→ Work request 1:
In the article on paying yourself as a business owner, what is a transfer from a sole proprietor's business account to their personal account called?
→ Work request 2:
Please list every section heading in the article on paying yourself as a business owner.
→ Work request 3:
Pick up the article on paying yourself as a business owner after its last sentence and keep writing it.

→ Page extract:
--
One of the weirdest transitions when you go from employee to self-employed: you have to figure out how to pay yourself. There is no payroll department. No direct deposit schedule. Just you, your business account, and a question that feels like it should have an obvious answer.

It depends on your business structure. Here is how it works for each.

Sole proprietor or single-member LLC (default tax treatment)

If you are a sole proprietor or a single-member LLC taxed as a sole proprietor (which is the default), your business and personal finances are legally distinct but treated as one for tax purposes. All business profit is already your income.

Paying yourself is simply a transfer from your business account to your personal account. This is called an owner's draw. There is no formal process. No paycheck. No withholding. You transfer money whenever you want, in whatever amounts you want.

The tax implication: you owe income tax and self-employment tax on your business profit, not on how much you drew. Whether you transferred $50,000 or $80,000 to your personal account does not change your tax bill. Your taxable income is your net profit.

The system that works

Set a recurring transfer from your business account to your personal account, like a paycheck. Weekly or bi-weekly. An amount that covers your personal expenses comfortably without draining the business. Keep the rest in the business account as operating buffer and tax savings. This creates a predictable personal cash flow without requiring formal payroll.

Multi-member LLC

A multi-member LLC is taxed as a partnership by default. Each member pays taxes on their share of profits as reported on Schedule K-1. Members take money out as distributions. The distribution amount does not change the tax owed, only the partnership agreement determines each member's profit share.
--
→ Records provided:
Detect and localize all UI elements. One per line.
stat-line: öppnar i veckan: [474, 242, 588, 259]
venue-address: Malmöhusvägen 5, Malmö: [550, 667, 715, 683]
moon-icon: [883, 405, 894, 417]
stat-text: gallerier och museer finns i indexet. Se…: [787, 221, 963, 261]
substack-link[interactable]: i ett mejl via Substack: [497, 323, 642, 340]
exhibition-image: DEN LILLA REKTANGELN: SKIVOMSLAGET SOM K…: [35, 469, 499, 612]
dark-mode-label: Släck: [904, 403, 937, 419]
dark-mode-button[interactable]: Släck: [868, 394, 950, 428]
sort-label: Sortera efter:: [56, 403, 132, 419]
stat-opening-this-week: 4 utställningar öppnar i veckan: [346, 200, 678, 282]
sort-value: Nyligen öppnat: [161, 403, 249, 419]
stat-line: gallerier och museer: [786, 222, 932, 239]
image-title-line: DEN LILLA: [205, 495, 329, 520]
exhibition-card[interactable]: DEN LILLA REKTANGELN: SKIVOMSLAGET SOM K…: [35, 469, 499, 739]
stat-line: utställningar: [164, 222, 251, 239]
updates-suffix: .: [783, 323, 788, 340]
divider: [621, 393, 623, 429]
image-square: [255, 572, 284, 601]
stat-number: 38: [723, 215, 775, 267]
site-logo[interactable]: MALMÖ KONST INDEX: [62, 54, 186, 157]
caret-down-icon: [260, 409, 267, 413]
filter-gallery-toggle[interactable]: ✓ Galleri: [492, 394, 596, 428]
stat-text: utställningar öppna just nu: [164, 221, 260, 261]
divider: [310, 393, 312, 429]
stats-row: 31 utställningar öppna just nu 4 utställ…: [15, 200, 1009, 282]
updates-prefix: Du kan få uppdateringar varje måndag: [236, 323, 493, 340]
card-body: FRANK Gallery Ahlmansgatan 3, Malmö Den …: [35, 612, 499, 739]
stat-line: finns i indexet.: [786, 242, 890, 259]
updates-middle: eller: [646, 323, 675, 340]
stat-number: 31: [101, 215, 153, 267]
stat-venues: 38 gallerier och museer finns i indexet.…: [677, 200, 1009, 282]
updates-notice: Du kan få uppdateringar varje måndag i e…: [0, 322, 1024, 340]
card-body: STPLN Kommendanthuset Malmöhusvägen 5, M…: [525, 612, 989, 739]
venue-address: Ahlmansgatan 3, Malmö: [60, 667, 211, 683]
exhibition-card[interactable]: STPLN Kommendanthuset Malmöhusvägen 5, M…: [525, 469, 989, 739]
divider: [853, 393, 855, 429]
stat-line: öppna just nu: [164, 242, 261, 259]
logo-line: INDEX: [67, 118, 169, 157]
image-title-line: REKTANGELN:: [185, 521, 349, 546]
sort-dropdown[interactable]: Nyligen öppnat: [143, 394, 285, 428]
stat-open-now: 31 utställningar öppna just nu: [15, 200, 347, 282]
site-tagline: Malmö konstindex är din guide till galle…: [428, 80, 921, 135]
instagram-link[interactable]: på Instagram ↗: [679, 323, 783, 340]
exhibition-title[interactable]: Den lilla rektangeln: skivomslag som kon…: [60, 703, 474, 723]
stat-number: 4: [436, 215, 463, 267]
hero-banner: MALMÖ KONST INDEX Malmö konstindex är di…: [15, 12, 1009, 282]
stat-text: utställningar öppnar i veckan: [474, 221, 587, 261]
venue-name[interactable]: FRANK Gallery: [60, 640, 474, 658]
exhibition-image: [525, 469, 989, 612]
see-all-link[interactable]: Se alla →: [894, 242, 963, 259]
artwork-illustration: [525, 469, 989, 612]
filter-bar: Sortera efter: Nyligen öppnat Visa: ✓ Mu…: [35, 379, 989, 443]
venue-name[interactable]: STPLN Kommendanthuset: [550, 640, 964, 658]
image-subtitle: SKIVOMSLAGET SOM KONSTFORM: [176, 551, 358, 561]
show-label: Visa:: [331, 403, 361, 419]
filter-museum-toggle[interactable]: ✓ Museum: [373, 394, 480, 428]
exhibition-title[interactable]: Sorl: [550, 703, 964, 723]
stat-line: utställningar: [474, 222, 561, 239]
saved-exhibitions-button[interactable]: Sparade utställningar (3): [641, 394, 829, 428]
--
→ Answer area 1:
An owner's draw.

→ Answer area 2:
Sole proprietor or single-member LLC (default tax treatment)
The system that works
Multi-member LLC

→ Answer area 3:
S-corp (the one with actual payroll)

If you have elected S-corp tax treatment, the rules change significantly. You are required to pay yourself a "reasonable salary" as a W2 employee of your own company. The remaining profit can be taken as distributions.

Reasonable salary is the thing people agonize over. The IRS does not define it precisely. The standard is what you would pay someone else to do the work you do. For a designer billing $200K in revenue, paying yourself $45,000 is probably not defensible. $80,000 to $120,000 is more defensible. When in doubt, consult a CPA.

The mechanics: you set up payroll (QuickBooks Payroll, Gusto, or a similar service), run payroll on a regular schedule, withhold income taxes and the employee portion of FICA, and remit those to the IRS. The company also pays the employer portion. The remaining profit after salary and expenses comes out as a distribution, which is not subject to SE tax.

How much to actually transfer

Regardless of structure, the practical question is: how much of my business revenue can I personally spend?

A useful framework for sole props and single-member LLCs:

Taxes25-35% of revenue (into tax savings account)
Business operating expensesWhatever is needed — software, insurance, etc.
Business buffer1-3 months of operating expenses in business account
Personal drawThe rest

Most freelancers under-buffer. A slow month hits, they have no runway, and they panic. One month of operating expenses as a buffer is minimum. Three months lets you sleep.

Do not mix personal and business

This bears repeating. Keep your business income in your business account. Pay yourself from there via explicit transfers. Do not pay personal bills directly from the business account unless you are recording them as a draw. The cleaner the separation, the easier taxes are, and the clearer your picture of business profitability.